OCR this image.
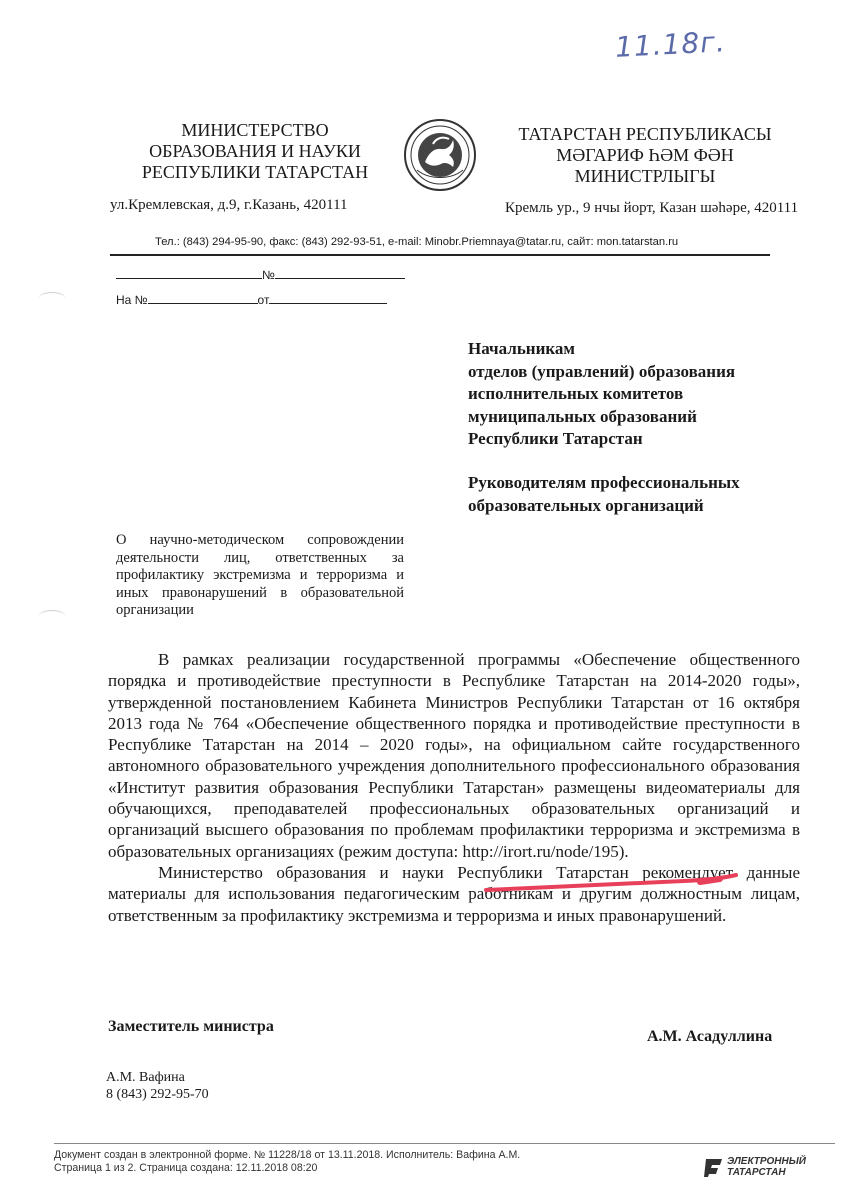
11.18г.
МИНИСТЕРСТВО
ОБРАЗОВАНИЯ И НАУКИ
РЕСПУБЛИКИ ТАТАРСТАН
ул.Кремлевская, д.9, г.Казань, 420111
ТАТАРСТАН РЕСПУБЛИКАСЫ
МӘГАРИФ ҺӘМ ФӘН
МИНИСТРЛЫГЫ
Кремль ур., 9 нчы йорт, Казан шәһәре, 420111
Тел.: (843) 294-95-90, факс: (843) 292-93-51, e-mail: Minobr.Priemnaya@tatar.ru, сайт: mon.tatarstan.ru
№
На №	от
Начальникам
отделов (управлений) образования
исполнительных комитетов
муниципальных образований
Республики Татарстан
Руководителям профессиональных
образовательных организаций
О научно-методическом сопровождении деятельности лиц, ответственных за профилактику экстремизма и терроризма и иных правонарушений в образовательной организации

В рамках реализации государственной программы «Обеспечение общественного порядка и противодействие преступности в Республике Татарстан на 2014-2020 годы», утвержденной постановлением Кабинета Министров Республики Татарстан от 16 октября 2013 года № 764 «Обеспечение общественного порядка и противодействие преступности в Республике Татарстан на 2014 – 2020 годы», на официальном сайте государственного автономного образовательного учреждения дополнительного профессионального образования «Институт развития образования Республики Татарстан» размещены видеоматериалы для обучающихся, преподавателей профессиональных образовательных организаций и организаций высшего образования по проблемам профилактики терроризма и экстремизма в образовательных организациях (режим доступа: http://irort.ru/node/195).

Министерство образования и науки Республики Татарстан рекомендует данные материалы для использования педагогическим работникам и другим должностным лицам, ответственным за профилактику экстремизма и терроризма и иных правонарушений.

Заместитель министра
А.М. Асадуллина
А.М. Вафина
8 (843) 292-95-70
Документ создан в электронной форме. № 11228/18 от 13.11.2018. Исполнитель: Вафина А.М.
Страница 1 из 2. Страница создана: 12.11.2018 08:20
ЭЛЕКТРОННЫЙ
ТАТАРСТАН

□ □ □ □

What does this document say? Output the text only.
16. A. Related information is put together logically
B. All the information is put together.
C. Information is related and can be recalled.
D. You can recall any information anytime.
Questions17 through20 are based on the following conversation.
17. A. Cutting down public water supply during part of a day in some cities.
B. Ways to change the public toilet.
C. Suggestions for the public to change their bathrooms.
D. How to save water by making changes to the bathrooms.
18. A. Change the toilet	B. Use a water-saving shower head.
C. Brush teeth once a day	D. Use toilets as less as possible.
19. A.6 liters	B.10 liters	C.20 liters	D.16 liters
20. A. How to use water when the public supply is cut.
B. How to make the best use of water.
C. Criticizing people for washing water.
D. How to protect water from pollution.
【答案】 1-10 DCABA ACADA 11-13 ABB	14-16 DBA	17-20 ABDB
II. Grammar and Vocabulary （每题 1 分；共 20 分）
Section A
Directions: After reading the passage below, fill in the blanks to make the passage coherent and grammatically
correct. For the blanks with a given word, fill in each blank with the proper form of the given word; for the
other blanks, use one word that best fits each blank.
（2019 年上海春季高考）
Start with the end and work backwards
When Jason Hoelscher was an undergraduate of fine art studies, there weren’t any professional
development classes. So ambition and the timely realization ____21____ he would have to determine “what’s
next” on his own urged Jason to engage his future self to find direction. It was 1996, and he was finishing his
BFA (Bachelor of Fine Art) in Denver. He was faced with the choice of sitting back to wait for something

□ □ □ □

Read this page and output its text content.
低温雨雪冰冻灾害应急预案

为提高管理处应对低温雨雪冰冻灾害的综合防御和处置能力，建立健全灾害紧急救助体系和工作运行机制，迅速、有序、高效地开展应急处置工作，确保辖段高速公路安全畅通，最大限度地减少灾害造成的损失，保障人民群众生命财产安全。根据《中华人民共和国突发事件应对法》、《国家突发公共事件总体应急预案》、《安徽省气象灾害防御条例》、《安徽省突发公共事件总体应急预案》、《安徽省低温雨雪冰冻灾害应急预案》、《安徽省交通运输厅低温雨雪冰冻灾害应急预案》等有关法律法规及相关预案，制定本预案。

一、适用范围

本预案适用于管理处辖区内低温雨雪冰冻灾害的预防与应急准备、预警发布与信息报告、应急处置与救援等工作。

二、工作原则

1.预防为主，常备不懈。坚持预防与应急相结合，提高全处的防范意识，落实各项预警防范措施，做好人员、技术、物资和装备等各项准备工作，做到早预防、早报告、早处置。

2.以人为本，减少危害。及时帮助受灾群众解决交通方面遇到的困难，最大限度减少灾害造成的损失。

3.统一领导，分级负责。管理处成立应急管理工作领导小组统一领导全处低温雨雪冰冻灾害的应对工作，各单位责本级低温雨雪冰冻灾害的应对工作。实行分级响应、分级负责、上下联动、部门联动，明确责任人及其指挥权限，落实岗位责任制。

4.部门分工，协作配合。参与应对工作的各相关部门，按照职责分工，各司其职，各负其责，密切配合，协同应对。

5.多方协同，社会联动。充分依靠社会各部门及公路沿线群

□ □ □ □

▸ **GIVEN PROBLEM**:
Copy each line of the records containing the string "water".

▸ **FINISHED ANSWER**:
17. A. Cutting down public water supply during part of a day in some cities.
D. How to save water by making changes to the bathrooms.
18. A. Change the toilet	B. Use a water-saving shower head.
20. A. How to use water when the public supply is cut.
B. How to make the best use of water.
C. Criticizing people for washing water.
D. How to protect water from pollution.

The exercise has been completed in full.